Send back the records in full, character for character.

***** Records to process

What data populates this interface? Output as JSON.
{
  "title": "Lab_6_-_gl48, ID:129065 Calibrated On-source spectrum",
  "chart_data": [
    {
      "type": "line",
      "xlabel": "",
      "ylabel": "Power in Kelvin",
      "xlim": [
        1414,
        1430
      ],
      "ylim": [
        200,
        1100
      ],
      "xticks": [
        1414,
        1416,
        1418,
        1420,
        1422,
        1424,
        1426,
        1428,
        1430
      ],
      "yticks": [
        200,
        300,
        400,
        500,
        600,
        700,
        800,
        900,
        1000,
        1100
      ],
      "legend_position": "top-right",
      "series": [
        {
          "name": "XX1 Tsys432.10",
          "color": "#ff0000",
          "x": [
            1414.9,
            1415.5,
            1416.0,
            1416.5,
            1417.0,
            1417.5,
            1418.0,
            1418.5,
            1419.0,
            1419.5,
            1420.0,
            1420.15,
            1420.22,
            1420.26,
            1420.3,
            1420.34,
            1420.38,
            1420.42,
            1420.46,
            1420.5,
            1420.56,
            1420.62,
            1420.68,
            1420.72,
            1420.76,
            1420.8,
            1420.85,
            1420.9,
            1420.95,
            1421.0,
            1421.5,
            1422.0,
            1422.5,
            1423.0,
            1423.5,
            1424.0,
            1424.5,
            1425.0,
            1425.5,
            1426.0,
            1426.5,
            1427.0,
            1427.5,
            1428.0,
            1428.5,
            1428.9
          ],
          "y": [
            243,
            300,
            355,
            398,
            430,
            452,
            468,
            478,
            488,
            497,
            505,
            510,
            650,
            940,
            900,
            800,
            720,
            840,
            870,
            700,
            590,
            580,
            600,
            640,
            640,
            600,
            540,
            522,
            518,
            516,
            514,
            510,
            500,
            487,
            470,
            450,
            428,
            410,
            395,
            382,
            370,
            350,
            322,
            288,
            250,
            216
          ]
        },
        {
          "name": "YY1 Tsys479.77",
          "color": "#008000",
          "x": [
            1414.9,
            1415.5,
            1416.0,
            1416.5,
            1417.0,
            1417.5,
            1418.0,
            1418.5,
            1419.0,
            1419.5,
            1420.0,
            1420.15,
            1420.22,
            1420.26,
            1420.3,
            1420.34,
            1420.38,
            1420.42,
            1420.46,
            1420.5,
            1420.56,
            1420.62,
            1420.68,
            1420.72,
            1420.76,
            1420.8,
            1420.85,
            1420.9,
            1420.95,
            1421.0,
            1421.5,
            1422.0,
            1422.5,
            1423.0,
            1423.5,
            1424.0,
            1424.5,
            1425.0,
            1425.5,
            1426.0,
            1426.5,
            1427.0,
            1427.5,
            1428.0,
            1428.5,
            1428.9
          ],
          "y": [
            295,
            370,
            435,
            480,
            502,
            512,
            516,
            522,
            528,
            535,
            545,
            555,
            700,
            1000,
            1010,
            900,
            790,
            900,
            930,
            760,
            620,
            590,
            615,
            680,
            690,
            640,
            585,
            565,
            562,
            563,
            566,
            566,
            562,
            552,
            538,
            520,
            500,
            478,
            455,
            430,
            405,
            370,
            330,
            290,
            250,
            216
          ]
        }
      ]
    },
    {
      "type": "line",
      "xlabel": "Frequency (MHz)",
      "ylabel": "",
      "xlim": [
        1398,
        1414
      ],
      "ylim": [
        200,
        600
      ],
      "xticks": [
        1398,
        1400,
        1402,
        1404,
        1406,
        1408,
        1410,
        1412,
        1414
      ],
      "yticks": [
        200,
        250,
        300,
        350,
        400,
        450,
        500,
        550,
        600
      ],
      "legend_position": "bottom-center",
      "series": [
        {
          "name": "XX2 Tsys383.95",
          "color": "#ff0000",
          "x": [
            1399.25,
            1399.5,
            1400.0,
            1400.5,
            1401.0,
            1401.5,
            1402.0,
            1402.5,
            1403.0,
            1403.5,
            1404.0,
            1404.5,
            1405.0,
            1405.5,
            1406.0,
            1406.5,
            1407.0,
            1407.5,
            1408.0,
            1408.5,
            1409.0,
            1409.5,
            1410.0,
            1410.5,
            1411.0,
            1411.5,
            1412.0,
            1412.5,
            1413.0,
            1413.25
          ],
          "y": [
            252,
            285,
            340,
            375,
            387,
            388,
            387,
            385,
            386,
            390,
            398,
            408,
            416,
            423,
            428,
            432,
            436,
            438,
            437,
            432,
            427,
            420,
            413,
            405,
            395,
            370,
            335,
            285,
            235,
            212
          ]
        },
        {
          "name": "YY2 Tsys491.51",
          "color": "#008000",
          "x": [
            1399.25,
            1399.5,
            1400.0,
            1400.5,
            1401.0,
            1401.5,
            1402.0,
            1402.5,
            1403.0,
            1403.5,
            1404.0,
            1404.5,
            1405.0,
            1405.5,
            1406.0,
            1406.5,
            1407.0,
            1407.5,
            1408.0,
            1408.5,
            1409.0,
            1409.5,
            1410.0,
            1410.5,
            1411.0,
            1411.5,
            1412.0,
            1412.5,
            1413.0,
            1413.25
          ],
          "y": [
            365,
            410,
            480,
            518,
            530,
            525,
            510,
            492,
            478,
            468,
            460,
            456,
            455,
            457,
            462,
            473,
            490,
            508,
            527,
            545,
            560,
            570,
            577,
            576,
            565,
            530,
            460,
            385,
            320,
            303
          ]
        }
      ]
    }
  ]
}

**********

Written solution -
What data populates this interface? Output as JSON.
{
  "title": "Lab_6_-_gl48, ID:129065 Calibrated On-source spectrum",
  "chart_data": [
    {
      "type": "line",
      "xlabel": "",
      "ylabel": "Power in Kelvin",
      "xlim": [
        1414,
        1430
      ],
      "ylim": [
        200,
        1100
      ],
      "xticks": [
        1414,
        1416,
        1418,
        1420,
        1422,
        1424,
        1426,
        1428,
        1430
      ],
      "yticks": [
        200,
        300,
        400,
        500,
        600,
        700,
        800,
        900,
        1000,
        1100
      ],
      "legend_position": "top-right",
      "series": [
        {
          "name": "XX1 Tsys432.10",
          "color": "#ff0000",
          "x": [
            1414.9,
            1415.5,
            1416.0,
            1416.5,
            1417.0,
            1417.5,
            1418.0,
            1418.5,
            1419.0,
            1419.5,
            1420.0,
            1420.15,
            1420.22,
            1420.26,
            1420.3,
            1420.34,
            1420.38,
            1420.42,
            1420.46,
            1420.5,
            1420.56,
            1420.62,
            1420.68,
            1420.72,
            1420.76,
            1420.8,
            1420.85,
            1420.9,
            1420.95,
            1421.0,
            1421.5,
            1422.0,
            1422.5,
            1423.0,
            1423.5,
            1424.0,
            1424.5,
            1425.0,
            1425.5,
            1426.0,
            1426.5,
            1427.0,
            1427.5,
            1428.0,
            1428.5,
            1428.9
          ],
          "y": [
            243,
            300,
            355,
            398,
            430,
            452,
            468,
            478,
            488,
            497,
            505,
            510,
            650,
            940,
            900,
            800,
            720,
            840,
            870,
            700,
            590,
            580,
            600,
            640,
            640,
            600,
            540,
            522,
            518,
            516,
            514,
            510,
            500,
            487,
            470,
            450,
            428,
            410,
            395,
            382,
            370,
            350,
            322,
            288,
            250,
            216
          ]
        },
        {
          "name": "YY1 Tsys479.77",
          "color": "#008000",
          "x": [
            1414.9,
            1415.5,
            1416.0,
            1416.5,
            1417.0,
            1417.5,
            1418.0,
            1418.5,
            1419.0,
            1419.5,
            1420.0,
            1420.15,
            1420.22,
            1420.26,
            1420.3,
            1420.34,
            1420.38,
            1420.42,
            1420.46,
            1420.5,
            1420.56,
            1420.62,
            1420.68,
            1420.72,
            1420.76,
            1420.8,
            1420.85,
            1420.9,
            1420.95,
            1421.0,
            1421.5,
            1422.0,
            1422.5,
            1423.0,
            1423.5,
            1424.0,
            1424.5,
            1425.0,
            1425.5,
            1426.0,
            1426.5,
            1427.0,
            1427.5,
            1428.0,
            1428.5,
            1428.9
          ],
          "y": [
            295,
            370,
            435,
            480,
            502,
            512,
            516,
            522,
            528,
            535,
            545,
            555,
            700,
            1000,
            1010,
            900,
            790,
            900,
            930,
            760,
            620,
            590,
            615,
            680,
            690,
            640,
            585,
            565,
            562,
            563,
            566,
            566,
            562,
            552,
            538,
            520,
            500,
            478,
            455,
            430,
            405,
            370,
            330,
            290,
            250,
            216
          ]
        }
      ]
    },
    {
      "type": "line",
      "xlabel": "Frequency (MHz)",
      "ylabel": "",
      "xlim": [
        1398,
        1414
      ],
      "ylim": [
        200,
        600
      ],
      "xticks": [
        1398,
        1400,
        1402,
        1404,
        1406,
        1408,
        1410,
        1412,
        1414
      ],
      "yticks": [
        200,
        250,
        300,
        350,
        400,
        450,
        500,
        550,
        600
      ],
      "legend_position": "bottom-center",
      "series": [
        {
          "name": "XX2 Tsys383.95",
          "color": "#ff0000",
          "x": [
            1399.25,
            1399.5,
            1400.0,
            1400.5,
            1401.0,
            1401.5,
            1402.0,
            1402.5,
            1403.0,
            1403.5,
            1404.0,
            1404.5,
            1405.0,
            1405.5,
            1406.0,
            1406.5,
            1407.0,
            1407.5,
            1408.0,
            1408.5,
            1409.0,
            1409.5,
            1410.0,
            1410.5,
            1411.0,
            1411.5,
            1412.0,
            1412.5,
            1413.0,
            1413.25
          ],
          "y": [
            252,
            285,
            340,
            375,
            387,
            388,
            387,
            385,
            386,
            390,
            398,
            408,
            416,
            423,
            428,
            432,
            436,
            438,
            437,
            432,
            427,
            420,
            413,
            405,
            395,
            370,
            335,
            285,
            235,
            212
          ]
        },
        {
          "name": "YY2 Tsys491.51",
          "color": "#008000",
          "x": [
            1399.25,
            1399.5,
            1400.0,
            1400.5,
            1401.0,
            1401.5,
            1402.0,
            1402.5,
            1403.0,
            1403.5,
            1404.0,
            1404.5,
            1405.0,
            1405.5,
            1406.0,
            1406.5,
            1407.0,
            1407.5,
            1408.0,
            1408.5,
            1409.0,
            1409.5,
            1410.0,
            1410.5,
            1411.0,
            1411.5,
            1412.0,
            1412.5,
            1413.0,
            1413.25
          ],
          "y": [
            365,
            410,
            480,
            518,
            530,
            525,
            510,
            492,
            478,
            468,
            460,
            456,
            455,
            457,
            462,
            473,
            490,
            508,
            527,
            545,
            560,
            570,
            577,
            576,
            565,
            530,
            460,
            385,
            320,
            303
          ]
        }
      ]
    }
  ]
}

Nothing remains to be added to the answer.